Request
Reproduce the records below exactly as they appear.

[Data records]
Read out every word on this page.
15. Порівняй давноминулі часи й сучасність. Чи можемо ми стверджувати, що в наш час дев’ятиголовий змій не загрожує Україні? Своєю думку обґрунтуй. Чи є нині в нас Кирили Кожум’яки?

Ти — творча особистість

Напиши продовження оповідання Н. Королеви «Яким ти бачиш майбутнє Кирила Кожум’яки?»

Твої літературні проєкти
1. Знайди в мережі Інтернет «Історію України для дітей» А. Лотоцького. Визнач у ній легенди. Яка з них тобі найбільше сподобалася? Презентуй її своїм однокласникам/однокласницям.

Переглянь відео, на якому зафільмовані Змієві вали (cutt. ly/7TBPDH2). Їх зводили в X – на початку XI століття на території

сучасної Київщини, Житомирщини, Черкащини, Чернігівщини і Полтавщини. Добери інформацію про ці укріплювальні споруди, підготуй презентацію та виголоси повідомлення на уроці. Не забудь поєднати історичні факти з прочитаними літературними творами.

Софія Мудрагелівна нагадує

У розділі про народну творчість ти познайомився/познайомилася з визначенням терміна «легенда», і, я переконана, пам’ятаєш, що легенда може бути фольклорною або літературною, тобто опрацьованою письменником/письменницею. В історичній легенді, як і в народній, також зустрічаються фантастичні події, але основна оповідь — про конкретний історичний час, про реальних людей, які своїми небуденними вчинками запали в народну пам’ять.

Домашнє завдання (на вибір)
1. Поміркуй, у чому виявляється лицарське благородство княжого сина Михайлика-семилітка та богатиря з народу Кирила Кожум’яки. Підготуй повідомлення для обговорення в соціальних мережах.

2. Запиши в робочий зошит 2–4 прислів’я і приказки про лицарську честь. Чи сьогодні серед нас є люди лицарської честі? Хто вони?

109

Exercise output
Read out every word on this page.
15. Порівняй давноминулі часи й сучасність. Чи можемо ми стверджувати, що в наш час дев’ятиголовий змій не загрожує Україні? Своєю думку обґрунтуй. Чи є нині в нас Кирили Кожум’яки?

Ти — творча особистість

Напиши продовження оповідання Н. Королеви «Яким ти бачиш майбутнє Кирила Кожум’яки?»

Твої літературні проєкти
1. Знайди в мережі Інтернет «Історію України для дітей» А. Лотоцького. Визнач у ній легенди. Яка з них тобі найбільше сподобалася? Презентуй її своїм однокласникам/однокласницям.

Переглянь відео, на якому зафільмовані Змієві вали (cutt. ly/7TBPDH2). Їх зводили в X – на початку XI століття на території

сучасної Київщини, Житомирщини, Черкащини, Чернігівщини і Полтавщини. Добери інформацію про ці укріплювальні споруди, підготуй презентацію та виголоси повідомлення на уроці. Не забудь поєднати історичні факти з прочитаними літературними творами.

Софія Мудрагелівна нагадує

У розділі про народну творчість ти познайомився/познайомилася з визначенням терміна «легенда», і, я переконана, пам’ятаєш, що легенда може бути фольклорною або літературною, тобто опрацьованою письменником/письменницею. В історичній легенді, як і в народній, також зустрічаються фантастичні події, але основна оповідь — про конкретний історичний час, про реальних людей, які своїми небуденними вчинками запали в народну пам’ять.

Домашнє завдання (на вибір)
1. Поміркуй, у чому виявляється лицарське благородство княжого сина Михайлика-семилітка та богатиря з народу Кирила Кожум’яки. Підготуй повідомлення для обговорення в соціальних мережах.

2. Запиши в робочий зошит 2–4 прислів’я і приказки про лицарську честь. Чи сьогодні серед нас є люди лицарської честі? Хто вони?

109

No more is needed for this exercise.